───── RECORDS FOR THIS TASK ─────

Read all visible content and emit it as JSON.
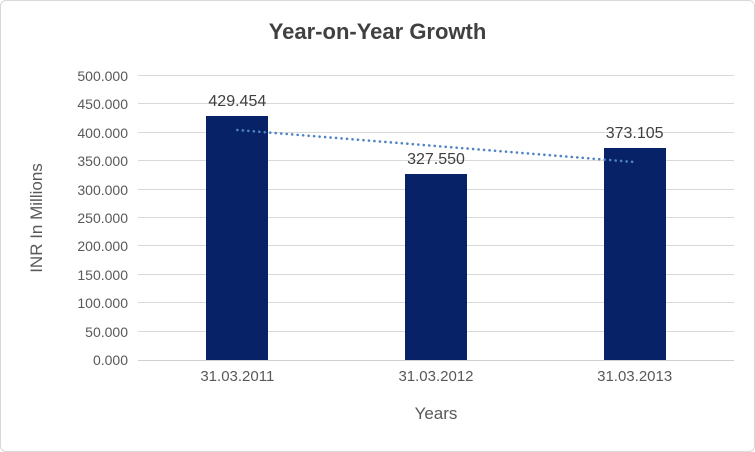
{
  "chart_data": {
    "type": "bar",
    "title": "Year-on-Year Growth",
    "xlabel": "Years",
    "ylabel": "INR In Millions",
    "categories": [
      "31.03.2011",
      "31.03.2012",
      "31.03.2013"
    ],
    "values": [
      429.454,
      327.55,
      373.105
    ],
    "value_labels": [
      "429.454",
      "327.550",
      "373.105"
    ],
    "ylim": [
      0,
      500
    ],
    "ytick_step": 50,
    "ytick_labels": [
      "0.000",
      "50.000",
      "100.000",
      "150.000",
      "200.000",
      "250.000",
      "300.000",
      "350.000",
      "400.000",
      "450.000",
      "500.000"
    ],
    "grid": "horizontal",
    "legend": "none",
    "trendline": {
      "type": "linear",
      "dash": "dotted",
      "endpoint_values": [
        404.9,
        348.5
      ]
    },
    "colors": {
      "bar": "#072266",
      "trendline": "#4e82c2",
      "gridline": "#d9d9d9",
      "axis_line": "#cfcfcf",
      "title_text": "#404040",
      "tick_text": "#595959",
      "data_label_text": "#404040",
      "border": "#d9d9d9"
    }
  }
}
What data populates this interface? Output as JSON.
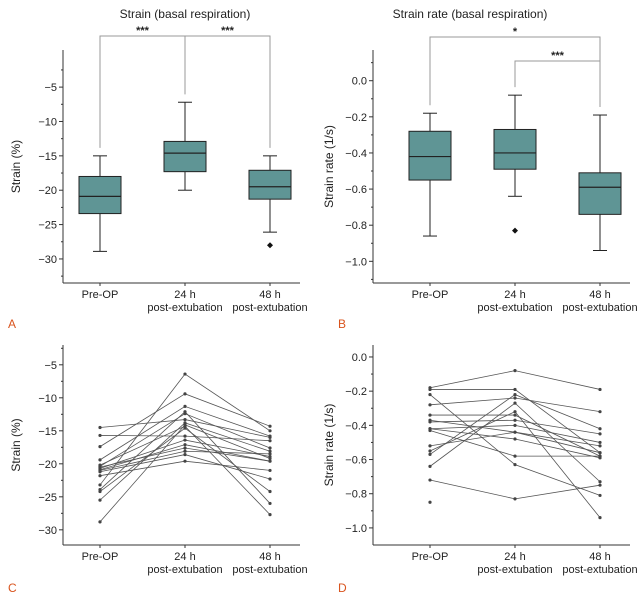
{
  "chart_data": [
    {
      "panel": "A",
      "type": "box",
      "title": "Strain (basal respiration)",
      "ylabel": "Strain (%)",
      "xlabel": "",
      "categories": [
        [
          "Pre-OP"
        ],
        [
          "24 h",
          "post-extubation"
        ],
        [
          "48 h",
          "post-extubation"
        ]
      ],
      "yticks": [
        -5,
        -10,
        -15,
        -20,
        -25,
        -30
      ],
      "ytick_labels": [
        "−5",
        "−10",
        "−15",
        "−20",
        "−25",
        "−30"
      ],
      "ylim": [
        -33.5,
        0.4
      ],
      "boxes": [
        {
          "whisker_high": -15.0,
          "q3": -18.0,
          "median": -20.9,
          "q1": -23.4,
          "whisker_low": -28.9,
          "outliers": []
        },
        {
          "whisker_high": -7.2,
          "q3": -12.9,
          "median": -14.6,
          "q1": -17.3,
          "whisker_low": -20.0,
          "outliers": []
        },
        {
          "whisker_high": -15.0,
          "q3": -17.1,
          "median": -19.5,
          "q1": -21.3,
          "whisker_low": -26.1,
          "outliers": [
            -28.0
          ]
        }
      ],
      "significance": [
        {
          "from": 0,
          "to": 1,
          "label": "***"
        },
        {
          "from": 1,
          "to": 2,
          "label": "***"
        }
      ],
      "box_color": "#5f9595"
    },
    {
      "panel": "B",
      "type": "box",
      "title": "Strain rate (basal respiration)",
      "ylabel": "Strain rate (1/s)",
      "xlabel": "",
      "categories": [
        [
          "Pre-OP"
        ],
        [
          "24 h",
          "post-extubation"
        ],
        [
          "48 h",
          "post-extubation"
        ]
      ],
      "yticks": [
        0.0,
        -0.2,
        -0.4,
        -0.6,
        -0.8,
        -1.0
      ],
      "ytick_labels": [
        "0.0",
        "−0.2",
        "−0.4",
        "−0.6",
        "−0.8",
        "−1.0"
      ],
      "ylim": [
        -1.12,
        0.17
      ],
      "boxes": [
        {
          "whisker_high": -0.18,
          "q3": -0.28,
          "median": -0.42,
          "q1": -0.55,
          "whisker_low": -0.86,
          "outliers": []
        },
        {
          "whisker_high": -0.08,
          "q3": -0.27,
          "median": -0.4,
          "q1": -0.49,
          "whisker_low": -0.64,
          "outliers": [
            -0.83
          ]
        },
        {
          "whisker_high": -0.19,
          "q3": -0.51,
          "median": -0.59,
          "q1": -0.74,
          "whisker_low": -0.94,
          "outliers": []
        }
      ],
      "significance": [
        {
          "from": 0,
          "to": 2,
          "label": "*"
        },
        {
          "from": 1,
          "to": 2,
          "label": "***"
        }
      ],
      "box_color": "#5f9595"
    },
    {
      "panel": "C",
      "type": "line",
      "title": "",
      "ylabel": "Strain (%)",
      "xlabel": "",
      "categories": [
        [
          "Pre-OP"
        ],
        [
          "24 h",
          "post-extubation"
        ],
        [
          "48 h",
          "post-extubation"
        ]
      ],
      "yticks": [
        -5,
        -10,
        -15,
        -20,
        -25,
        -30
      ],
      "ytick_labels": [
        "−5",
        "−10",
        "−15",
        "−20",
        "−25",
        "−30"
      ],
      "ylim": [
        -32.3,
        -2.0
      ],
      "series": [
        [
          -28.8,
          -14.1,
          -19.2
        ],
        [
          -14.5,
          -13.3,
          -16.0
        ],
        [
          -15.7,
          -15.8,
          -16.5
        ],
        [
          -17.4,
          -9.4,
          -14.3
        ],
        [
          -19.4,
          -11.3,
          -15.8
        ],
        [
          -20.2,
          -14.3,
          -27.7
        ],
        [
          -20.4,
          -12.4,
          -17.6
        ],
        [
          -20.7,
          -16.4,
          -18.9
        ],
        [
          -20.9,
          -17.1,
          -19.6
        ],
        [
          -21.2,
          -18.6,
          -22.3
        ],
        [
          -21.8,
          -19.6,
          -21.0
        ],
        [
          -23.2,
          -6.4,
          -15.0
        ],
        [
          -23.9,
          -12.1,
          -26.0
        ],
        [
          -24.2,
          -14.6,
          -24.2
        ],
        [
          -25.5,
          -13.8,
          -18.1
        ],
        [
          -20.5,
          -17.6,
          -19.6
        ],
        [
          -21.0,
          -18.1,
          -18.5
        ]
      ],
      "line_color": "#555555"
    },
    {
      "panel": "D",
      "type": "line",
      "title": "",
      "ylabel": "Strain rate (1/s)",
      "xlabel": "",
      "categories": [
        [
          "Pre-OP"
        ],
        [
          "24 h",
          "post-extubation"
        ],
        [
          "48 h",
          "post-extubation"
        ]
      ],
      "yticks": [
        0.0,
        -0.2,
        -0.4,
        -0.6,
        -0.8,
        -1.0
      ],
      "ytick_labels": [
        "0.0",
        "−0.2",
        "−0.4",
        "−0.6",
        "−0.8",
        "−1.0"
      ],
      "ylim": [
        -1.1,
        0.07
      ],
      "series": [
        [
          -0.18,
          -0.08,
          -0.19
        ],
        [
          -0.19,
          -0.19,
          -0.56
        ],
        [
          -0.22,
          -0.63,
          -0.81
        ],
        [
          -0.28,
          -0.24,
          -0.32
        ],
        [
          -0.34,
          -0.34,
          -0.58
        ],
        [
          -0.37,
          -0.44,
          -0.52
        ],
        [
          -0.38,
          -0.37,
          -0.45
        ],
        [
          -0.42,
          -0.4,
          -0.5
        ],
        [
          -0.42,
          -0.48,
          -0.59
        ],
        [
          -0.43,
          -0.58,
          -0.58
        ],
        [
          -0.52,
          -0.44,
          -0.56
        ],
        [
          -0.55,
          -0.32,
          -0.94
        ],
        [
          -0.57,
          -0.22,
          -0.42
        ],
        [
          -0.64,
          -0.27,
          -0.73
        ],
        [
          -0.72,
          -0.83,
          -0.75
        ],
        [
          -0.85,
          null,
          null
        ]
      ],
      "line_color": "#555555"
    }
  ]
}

─────
───── RECORDS FOR THIS TASK ─────

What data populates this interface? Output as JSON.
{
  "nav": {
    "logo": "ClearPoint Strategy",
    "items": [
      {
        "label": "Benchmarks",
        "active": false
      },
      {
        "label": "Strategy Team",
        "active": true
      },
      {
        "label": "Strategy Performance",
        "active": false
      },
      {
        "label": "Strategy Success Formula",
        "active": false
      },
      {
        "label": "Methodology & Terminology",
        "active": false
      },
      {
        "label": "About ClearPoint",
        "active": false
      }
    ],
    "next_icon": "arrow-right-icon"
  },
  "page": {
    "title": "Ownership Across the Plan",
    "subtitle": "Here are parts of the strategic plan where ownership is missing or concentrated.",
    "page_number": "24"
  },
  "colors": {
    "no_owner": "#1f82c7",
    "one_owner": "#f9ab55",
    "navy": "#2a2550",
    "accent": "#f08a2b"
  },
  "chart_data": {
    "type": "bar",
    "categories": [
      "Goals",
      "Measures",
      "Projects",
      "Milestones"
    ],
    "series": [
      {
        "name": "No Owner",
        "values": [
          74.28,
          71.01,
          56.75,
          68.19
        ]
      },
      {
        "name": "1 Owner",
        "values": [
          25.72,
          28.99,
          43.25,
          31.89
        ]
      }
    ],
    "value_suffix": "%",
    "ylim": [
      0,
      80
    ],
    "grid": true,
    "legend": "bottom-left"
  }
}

─────
───── RECORDS FOR THIS TASK ─────

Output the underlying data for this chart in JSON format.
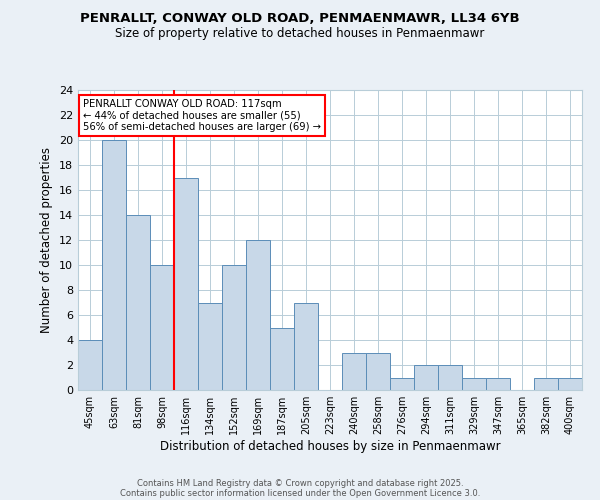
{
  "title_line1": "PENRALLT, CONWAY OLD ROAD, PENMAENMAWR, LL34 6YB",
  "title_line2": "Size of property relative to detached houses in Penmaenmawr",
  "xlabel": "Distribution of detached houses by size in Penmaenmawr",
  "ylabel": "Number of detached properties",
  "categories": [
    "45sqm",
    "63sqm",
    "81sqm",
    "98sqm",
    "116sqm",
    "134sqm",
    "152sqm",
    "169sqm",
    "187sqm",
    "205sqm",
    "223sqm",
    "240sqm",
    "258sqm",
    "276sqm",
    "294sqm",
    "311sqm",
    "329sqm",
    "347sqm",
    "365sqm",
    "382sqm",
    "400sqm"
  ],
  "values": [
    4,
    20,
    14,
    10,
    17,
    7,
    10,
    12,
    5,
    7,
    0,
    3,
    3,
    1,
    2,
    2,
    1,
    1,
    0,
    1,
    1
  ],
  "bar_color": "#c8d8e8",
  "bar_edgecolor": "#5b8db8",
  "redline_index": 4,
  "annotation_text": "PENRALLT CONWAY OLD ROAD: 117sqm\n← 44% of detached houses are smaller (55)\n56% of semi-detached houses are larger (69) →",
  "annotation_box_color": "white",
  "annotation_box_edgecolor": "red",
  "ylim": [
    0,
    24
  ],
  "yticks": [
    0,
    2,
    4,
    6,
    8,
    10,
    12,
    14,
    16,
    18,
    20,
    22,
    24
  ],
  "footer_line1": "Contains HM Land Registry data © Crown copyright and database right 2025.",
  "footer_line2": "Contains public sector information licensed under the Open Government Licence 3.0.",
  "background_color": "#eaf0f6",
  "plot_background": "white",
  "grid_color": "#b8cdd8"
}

─────

• STATED EXERCISE:
Isolate each line of the listing above that includes "white". Copy it.

• THE REPLY:
  "annotation_box_color": "white",
  "plot_background": "white",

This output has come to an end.